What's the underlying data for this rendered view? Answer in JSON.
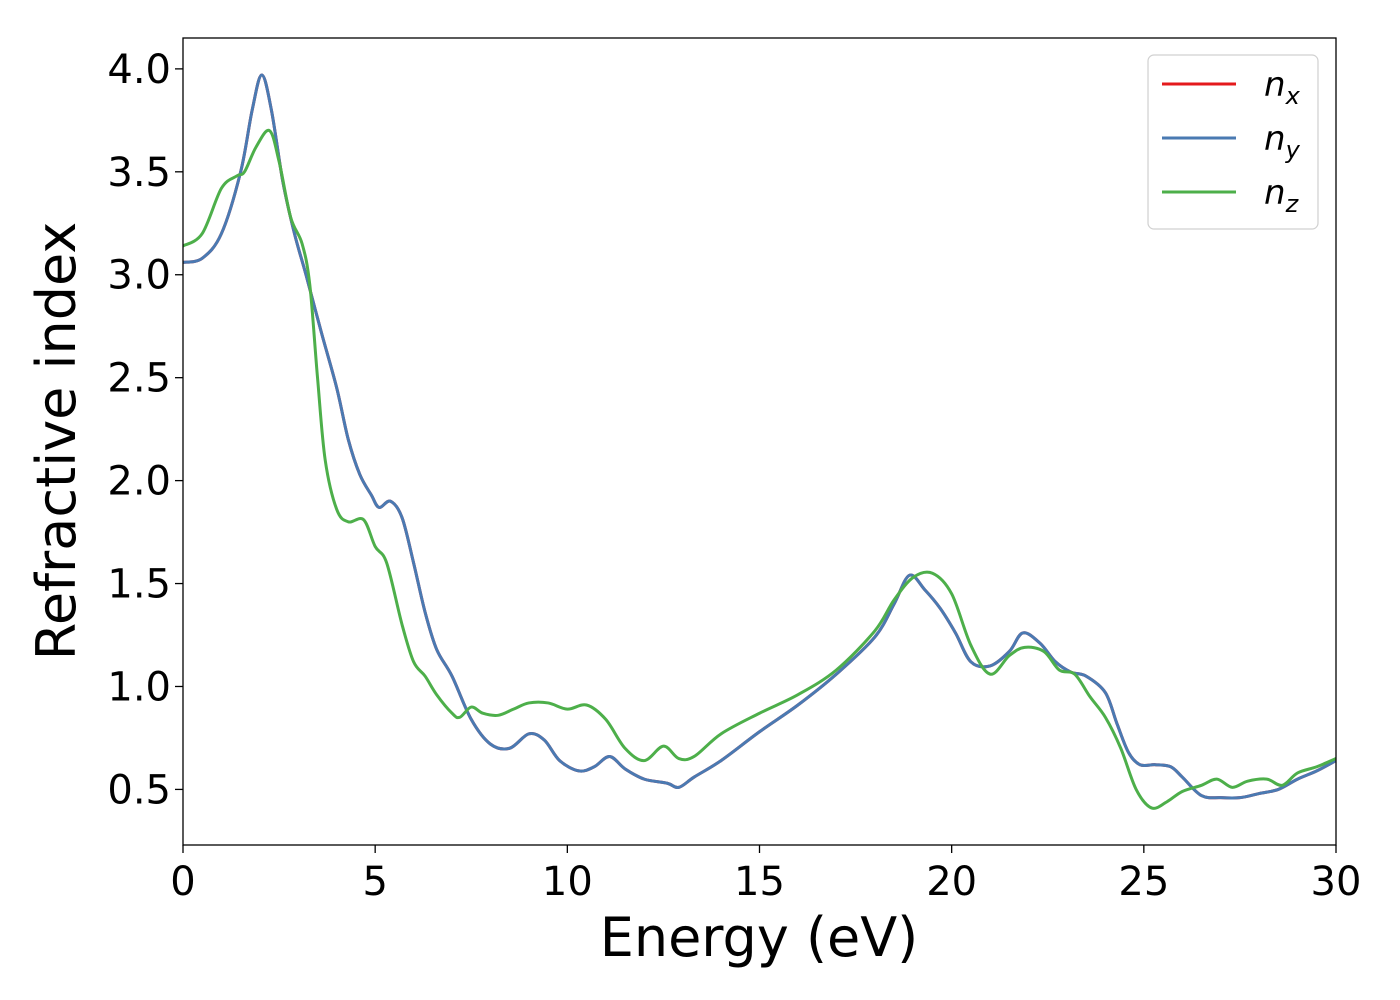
{
  "chart_data": {
    "type": "line",
    "title": "",
    "xlabel": "Energy (eV)",
    "ylabel": "Refractive index",
    "xlim": [
      0,
      30
    ],
    "ylim": [
      0.23,
      4.15
    ],
    "xticks": [
      "0",
      "5",
      "10",
      "15",
      "20",
      "25",
      "30"
    ],
    "yticks": [
      "0.5",
      "1.0",
      "1.5",
      "2.0",
      "2.5",
      "3.0",
      "3.5",
      "4.0"
    ],
    "grid": false,
    "legend_position": "top-right",
    "series": [
      {
        "name": "n_x",
        "label_main": "n",
        "label_sub": "x",
        "color": "#e41a1c",
        "points": [
          [
            0,
            3.06
          ],
          [
            0.5,
            3.08
          ],
          [
            1.0,
            3.2
          ],
          [
            1.5,
            3.5
          ],
          [
            1.8,
            3.8
          ],
          [
            2.05,
            3.97
          ],
          [
            2.3,
            3.8
          ],
          [
            2.6,
            3.45
          ],
          [
            2.9,
            3.2
          ],
          [
            3.2,
            3.0
          ],
          [
            3.6,
            2.72
          ],
          [
            4.0,
            2.45
          ],
          [
            4.3,
            2.2
          ],
          [
            4.6,
            2.03
          ],
          [
            4.9,
            1.93
          ],
          [
            5.1,
            1.87
          ],
          [
            5.4,
            1.9
          ],
          [
            5.7,
            1.82
          ],
          [
            6.0,
            1.6
          ],
          [
            6.3,
            1.36
          ],
          [
            6.6,
            1.18
          ],
          [
            7.0,
            1.05
          ],
          [
            7.5,
            0.84
          ],
          [
            8.0,
            0.72
          ],
          [
            8.5,
            0.7
          ],
          [
            9.0,
            0.77
          ],
          [
            9.4,
            0.74
          ],
          [
            9.8,
            0.64
          ],
          [
            10.3,
            0.59
          ],
          [
            10.7,
            0.61
          ],
          [
            11.1,
            0.66
          ],
          [
            11.5,
            0.6
          ],
          [
            12.0,
            0.55
          ],
          [
            12.6,
            0.53
          ],
          [
            12.9,
            0.51
          ],
          [
            13.3,
            0.56
          ],
          [
            14.0,
            0.64
          ],
          [
            15.0,
            0.78
          ],
          [
            16.0,
            0.91
          ],
          [
            17.0,
            1.06
          ],
          [
            18.0,
            1.24
          ],
          [
            18.5,
            1.4
          ],
          [
            18.9,
            1.54
          ],
          [
            19.3,
            1.47
          ],
          [
            19.7,
            1.38
          ],
          [
            20.1,
            1.26
          ],
          [
            20.5,
            1.12
          ],
          [
            21.0,
            1.1
          ],
          [
            21.5,
            1.17
          ],
          [
            21.85,
            1.26
          ],
          [
            22.3,
            1.21
          ],
          [
            22.7,
            1.12
          ],
          [
            23.1,
            1.07
          ],
          [
            23.5,
            1.05
          ],
          [
            24.0,
            0.97
          ],
          [
            24.3,
            0.82
          ],
          [
            24.6,
            0.68
          ],
          [
            24.9,
            0.62
          ],
          [
            25.3,
            0.62
          ],
          [
            25.7,
            0.61
          ],
          [
            26.0,
            0.56
          ],
          [
            26.5,
            0.47
          ],
          [
            27.0,
            0.46
          ],
          [
            27.5,
            0.46
          ],
          [
            28.0,
            0.48
          ],
          [
            28.5,
            0.5
          ],
          [
            29.0,
            0.55
          ],
          [
            29.5,
            0.59
          ],
          [
            30.0,
            0.64
          ]
        ]
      },
      {
        "name": "n_y",
        "label_main": "n",
        "label_sub": "y",
        "color": "#4a7ab2",
        "points": [
          [
            0,
            3.06
          ],
          [
            0.5,
            3.08
          ],
          [
            1.0,
            3.2
          ],
          [
            1.5,
            3.5
          ],
          [
            1.8,
            3.8
          ],
          [
            2.05,
            3.97
          ],
          [
            2.3,
            3.8
          ],
          [
            2.6,
            3.45
          ],
          [
            2.9,
            3.2
          ],
          [
            3.2,
            3.0
          ],
          [
            3.6,
            2.72
          ],
          [
            4.0,
            2.45
          ],
          [
            4.3,
            2.2
          ],
          [
            4.6,
            2.03
          ],
          [
            4.9,
            1.93
          ],
          [
            5.1,
            1.87
          ],
          [
            5.4,
            1.9
          ],
          [
            5.7,
            1.82
          ],
          [
            6.0,
            1.6
          ],
          [
            6.3,
            1.36
          ],
          [
            6.6,
            1.18
          ],
          [
            7.0,
            1.05
          ],
          [
            7.5,
            0.84
          ],
          [
            8.0,
            0.72
          ],
          [
            8.5,
            0.7
          ],
          [
            9.0,
            0.77
          ],
          [
            9.4,
            0.74
          ],
          [
            9.8,
            0.64
          ],
          [
            10.3,
            0.59
          ],
          [
            10.7,
            0.61
          ],
          [
            11.1,
            0.66
          ],
          [
            11.5,
            0.6
          ],
          [
            12.0,
            0.55
          ],
          [
            12.6,
            0.53
          ],
          [
            12.9,
            0.51
          ],
          [
            13.3,
            0.56
          ],
          [
            14.0,
            0.64
          ],
          [
            15.0,
            0.78
          ],
          [
            16.0,
            0.91
          ],
          [
            17.0,
            1.06
          ],
          [
            18.0,
            1.24
          ],
          [
            18.5,
            1.4
          ],
          [
            18.9,
            1.54
          ],
          [
            19.3,
            1.47
          ],
          [
            19.7,
            1.38
          ],
          [
            20.1,
            1.26
          ],
          [
            20.5,
            1.12
          ],
          [
            21.0,
            1.1
          ],
          [
            21.5,
            1.17
          ],
          [
            21.85,
            1.26
          ],
          [
            22.3,
            1.21
          ],
          [
            22.7,
            1.12
          ],
          [
            23.1,
            1.07
          ],
          [
            23.5,
            1.05
          ],
          [
            24.0,
            0.97
          ],
          [
            24.3,
            0.82
          ],
          [
            24.6,
            0.68
          ],
          [
            24.9,
            0.62
          ],
          [
            25.3,
            0.62
          ],
          [
            25.7,
            0.61
          ],
          [
            26.0,
            0.56
          ],
          [
            26.5,
            0.47
          ],
          [
            27.0,
            0.46
          ],
          [
            27.5,
            0.46
          ],
          [
            28.0,
            0.48
          ],
          [
            28.5,
            0.5
          ],
          [
            29.0,
            0.55
          ],
          [
            29.5,
            0.59
          ],
          [
            30.0,
            0.64
          ]
        ]
      },
      {
        "name": "n_z",
        "label_main": "n",
        "label_sub": "z",
        "color": "#4daf4a",
        "points": [
          [
            0,
            3.14
          ],
          [
            0.5,
            3.2
          ],
          [
            1.0,
            3.42
          ],
          [
            1.4,
            3.48
          ],
          [
            1.6,
            3.5
          ],
          [
            1.9,
            3.62
          ],
          [
            2.25,
            3.7
          ],
          [
            2.5,
            3.55
          ],
          [
            2.8,
            3.28
          ],
          [
            3.1,
            3.15
          ],
          [
            3.3,
            2.95
          ],
          [
            3.5,
            2.5
          ],
          [
            3.7,
            2.1
          ],
          [
            4.0,
            1.86
          ],
          [
            4.3,
            1.8
          ],
          [
            4.7,
            1.81
          ],
          [
            5.0,
            1.68
          ],
          [
            5.3,
            1.6
          ],
          [
            5.7,
            1.3
          ],
          [
            6.0,
            1.12
          ],
          [
            6.3,
            1.05
          ],
          [
            6.6,
            0.96
          ],
          [
            7.0,
            0.87
          ],
          [
            7.2,
            0.85
          ],
          [
            7.5,
            0.9
          ],
          [
            7.8,
            0.87
          ],
          [
            8.2,
            0.86
          ],
          [
            8.6,
            0.89
          ],
          [
            9.0,
            0.92
          ],
          [
            9.5,
            0.92
          ],
          [
            10.0,
            0.89
          ],
          [
            10.5,
            0.91
          ],
          [
            11.0,
            0.84
          ],
          [
            11.5,
            0.7
          ],
          [
            12.0,
            0.64
          ],
          [
            12.5,
            0.71
          ],
          [
            12.9,
            0.65
          ],
          [
            13.3,
            0.66
          ],
          [
            14.0,
            0.77
          ],
          [
            15.0,
            0.87
          ],
          [
            16.0,
            0.96
          ],
          [
            17.0,
            1.08
          ],
          [
            18.0,
            1.27
          ],
          [
            18.5,
            1.42
          ],
          [
            19.0,
            1.53
          ],
          [
            19.5,
            1.55
          ],
          [
            20.0,
            1.45
          ],
          [
            20.5,
            1.2
          ],
          [
            21.0,
            1.06
          ],
          [
            21.5,
            1.15
          ],
          [
            21.9,
            1.19
          ],
          [
            22.4,
            1.17
          ],
          [
            22.8,
            1.08
          ],
          [
            23.2,
            1.06
          ],
          [
            23.6,
            0.95
          ],
          [
            24.0,
            0.85
          ],
          [
            24.4,
            0.7
          ],
          [
            24.8,
            0.5
          ],
          [
            25.2,
            0.41
          ],
          [
            25.6,
            0.44
          ],
          [
            26.0,
            0.49
          ],
          [
            26.5,
            0.52
          ],
          [
            26.9,
            0.55
          ],
          [
            27.3,
            0.51
          ],
          [
            27.7,
            0.54
          ],
          [
            28.2,
            0.55
          ],
          [
            28.6,
            0.52
          ],
          [
            29.0,
            0.58
          ],
          [
            29.5,
            0.61
          ],
          [
            30.0,
            0.65
          ]
        ]
      }
    ]
  }
}
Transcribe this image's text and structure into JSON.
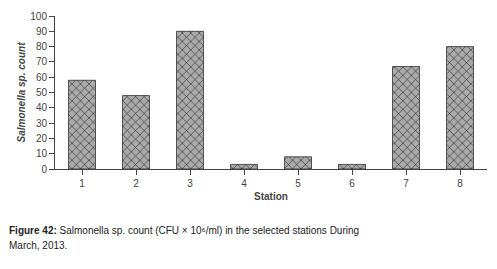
{
  "chart_data": {
    "type": "bar",
    "categories": [
      "1",
      "2",
      "3",
      "4",
      "5",
      "6",
      "7",
      "8"
    ],
    "values": [
      58,
      48,
      90,
      3,
      8,
      3,
      67,
      80
    ],
    "color": "#aaaaaa",
    "xlabel": "Station",
    "ylabel": "Salmonella sp. count",
    "ylim": [
      0,
      100
    ],
    "yticks": [
      0,
      10,
      20,
      30,
      40,
      50,
      60,
      70,
      80,
      90,
      100
    ],
    "grid": false,
    "annotations": [
      "Figure 42: Salmonella sp. count (CFU × 10⁶/ml) in the selected stations During",
      "March, 2013."
    ]
  }
}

++++++++

AIM OF THE EXERCISE:
Search the data for "color". Copy every line that has it.

SOLUTION FOR THIS TASK:
        "color": "#e41a1c",
        "color": "#4a7ab2",
        "color": "#4daf4a",
    "color": "#aaaaaa",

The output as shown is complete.